> Request: Your task is to write out the complete listing exactly as it is shown.

Exercise inputs start

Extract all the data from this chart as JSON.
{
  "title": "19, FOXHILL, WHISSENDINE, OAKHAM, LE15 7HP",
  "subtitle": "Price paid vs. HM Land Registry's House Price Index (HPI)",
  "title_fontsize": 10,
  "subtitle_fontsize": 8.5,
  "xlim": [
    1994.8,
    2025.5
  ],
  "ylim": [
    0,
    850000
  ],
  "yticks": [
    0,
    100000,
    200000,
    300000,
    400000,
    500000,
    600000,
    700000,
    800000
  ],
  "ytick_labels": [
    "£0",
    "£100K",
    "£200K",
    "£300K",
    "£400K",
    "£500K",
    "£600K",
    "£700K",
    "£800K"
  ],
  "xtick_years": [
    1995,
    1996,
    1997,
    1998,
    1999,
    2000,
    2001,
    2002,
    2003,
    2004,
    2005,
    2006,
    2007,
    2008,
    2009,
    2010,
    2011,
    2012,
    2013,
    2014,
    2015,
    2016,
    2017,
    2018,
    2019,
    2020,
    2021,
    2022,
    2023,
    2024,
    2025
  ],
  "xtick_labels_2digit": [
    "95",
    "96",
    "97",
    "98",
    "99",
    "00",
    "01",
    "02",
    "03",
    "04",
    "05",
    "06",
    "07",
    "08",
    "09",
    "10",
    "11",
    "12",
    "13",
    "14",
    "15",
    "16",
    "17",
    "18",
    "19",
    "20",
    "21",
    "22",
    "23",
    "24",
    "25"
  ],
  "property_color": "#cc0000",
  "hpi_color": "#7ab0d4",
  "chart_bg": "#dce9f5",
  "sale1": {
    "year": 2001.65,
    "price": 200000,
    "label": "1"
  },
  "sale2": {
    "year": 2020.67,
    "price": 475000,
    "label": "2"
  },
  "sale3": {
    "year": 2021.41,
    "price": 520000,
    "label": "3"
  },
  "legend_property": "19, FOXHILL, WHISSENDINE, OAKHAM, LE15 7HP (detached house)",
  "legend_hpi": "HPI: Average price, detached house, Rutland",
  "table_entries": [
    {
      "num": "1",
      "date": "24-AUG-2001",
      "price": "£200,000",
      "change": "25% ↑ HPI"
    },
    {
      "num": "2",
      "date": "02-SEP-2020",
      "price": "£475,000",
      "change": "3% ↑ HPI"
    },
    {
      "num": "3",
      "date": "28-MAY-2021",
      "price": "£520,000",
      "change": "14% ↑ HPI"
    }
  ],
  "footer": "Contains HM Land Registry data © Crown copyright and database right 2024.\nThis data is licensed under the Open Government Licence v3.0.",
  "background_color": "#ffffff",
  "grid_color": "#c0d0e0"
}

Exercise inputs end

> Written reply:
Extract all the data from this chart as JSON.
{
  "title": "19, FOXHILL, WHISSENDINE, OAKHAM, LE15 7HP",
  "subtitle": "Price paid vs. HM Land Registry's House Price Index (HPI)",
  "title_fontsize": 10,
  "subtitle_fontsize": 8.5,
  "xlim": [
    1994.8,
    2025.5
  ],
  "ylim": [
    0,
    850000
  ],
  "yticks": [
    0,
    100000,
    200000,
    300000,
    400000,
    500000,
    600000,
    700000,
    800000
  ],
  "ytick_labels": [
    "£0",
    "£100K",
    "£200K",
    "£300K",
    "£400K",
    "£500K",
    "£600K",
    "£700K",
    "£800K"
  ],
  "xtick_years": [
    1995,
    1996,
    1997,
    1998,
    1999,
    2000,
    2001,
    2002,
    2003,
    2004,
    2005,
    2006,
    2007,
    2008,
    2009,
    2010,
    2011,
    2012,
    2013,
    2014,
    2015,
    2016,
    2017,
    2018,
    2019,
    2020,
    2021,
    2022,
    2023,
    2024,
    2025
  ],
  "xtick_labels_2digit": [
    "95",
    "96",
    "97",
    "98",
    "99",
    "00",
    "01",
    "02",
    "03",
    "04",
    "05",
    "06",
    "07",
    "08",
    "09",
    "10",
    "11",
    "12",
    "13",
    "14",
    "15",
    "16",
    "17",
    "18",
    "19",
    "20",
    "21",
    "22",
    "23",
    "24",
    "25"
  ],
  "property_color": "#cc0000",
  "hpi_color": "#7ab0d4",
  "chart_bg": "#dce9f5",
  "sale1": {
    "year": 2001.65,
    "price": 200000,
    "label": "1"
  },
  "sale2": {
    "year": 2020.67,
    "price": 475000,
    "label": "2"
  },
  "sale3": {
    "year": 2021.41,
    "price": 520000,
    "label": "3"
  },
  "legend_property": "19, FOXHILL, WHISSENDINE, OAKHAM, LE15 7HP (detached house)",
  "legend_hpi": "HPI: Average price, detached house, Rutland",
  "table_entries": [
    {
      "num": "1",
      "date": "24-AUG-2001",
      "price": "£200,000",
      "change": "25% ↑ HPI"
    },
    {
      "num": "2",
      "date": "02-SEP-2020",
      "price": "£475,000",
      "change": "3% ↑ HPI"
    },
    {
      "num": "3",
      "date": "28-MAY-2021",
      "price": "£520,000",
      "change": "14% ↑ HPI"
    }
  ],
  "footer": "Contains HM Land Registry data © Crown copyright and database right 2024.\nThis data is licensed under the Open Government Licence v3.0.",
  "background_color": "#ffffff",
  "grid_color": "#c0d0e0"
}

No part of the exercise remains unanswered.